What is needed:
Copy each line of the data below exactly, leaving out pictures.

--------------------

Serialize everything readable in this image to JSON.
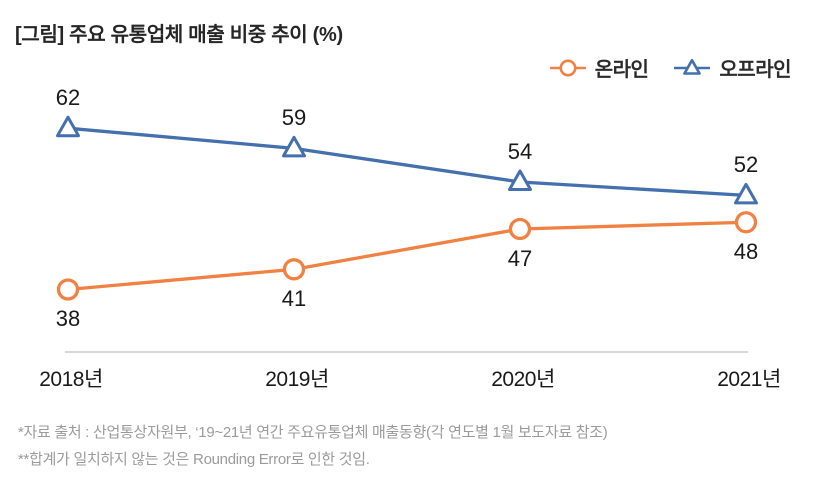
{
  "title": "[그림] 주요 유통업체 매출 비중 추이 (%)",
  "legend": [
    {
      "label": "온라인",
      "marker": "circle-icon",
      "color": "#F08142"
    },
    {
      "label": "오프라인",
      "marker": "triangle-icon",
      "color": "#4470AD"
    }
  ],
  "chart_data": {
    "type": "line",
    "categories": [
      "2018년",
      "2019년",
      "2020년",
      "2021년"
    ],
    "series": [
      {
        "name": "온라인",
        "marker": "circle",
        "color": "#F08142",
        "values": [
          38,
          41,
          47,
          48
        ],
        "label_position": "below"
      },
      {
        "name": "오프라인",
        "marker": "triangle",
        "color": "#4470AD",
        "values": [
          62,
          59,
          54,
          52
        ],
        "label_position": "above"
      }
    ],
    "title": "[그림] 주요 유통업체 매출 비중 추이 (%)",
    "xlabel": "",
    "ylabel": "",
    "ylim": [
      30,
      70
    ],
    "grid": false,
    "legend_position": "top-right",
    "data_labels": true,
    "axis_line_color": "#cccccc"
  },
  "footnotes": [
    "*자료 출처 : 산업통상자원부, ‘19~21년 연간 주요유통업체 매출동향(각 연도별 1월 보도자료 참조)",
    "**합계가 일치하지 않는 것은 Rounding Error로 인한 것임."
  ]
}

--------------------

Exercise answer:
Serialize everything readable in this image to JSON.
{
  "title": "[그림] 주요 유통업체 매출 비중 추이 (%)",
  "legend": [
    {
      "label": "온라인",
      "marker": "circle-icon",
      "color": "#F08142"
    },
    {
      "label": "오프라인",
      "marker": "triangle-icon",
      "color": "#4470AD"
    }
  ],
  "chart_data": {
    "type": "line",
    "categories": [
      "2018년",
      "2019년",
      "2020년",
      "2021년"
    ],
    "series": [
      {
        "name": "온라인",
        "marker": "circle",
        "color": "#F08142",
        "values": [
          38,
          41,
          47,
          48
        ],
        "label_position": "below"
      },
      {
        "name": "오프라인",
        "marker": "triangle",
        "color": "#4470AD",
        "values": [
          62,
          59,
          54,
          52
        ],
        "label_position": "above"
      }
    ],
    "title": "[그림] 주요 유통업체 매출 비중 추이 (%)",
    "xlabel": "",
    "ylabel": "",
    "ylim": [
      30,
      70
    ],
    "grid": false,
    "legend_position": "top-right",
    "data_labels": true,
    "axis_line_color": "#cccccc"
  },
  "footnotes": [
    "*자료 출처 : 산업통상자원부, ‘19~21년 연간 주요유통업체 매출동향(각 연도별 1월 보도자료 참조)",
    "**합계가 일치하지 않는 것은 Rounding Error로 인한 것임."
  ]
}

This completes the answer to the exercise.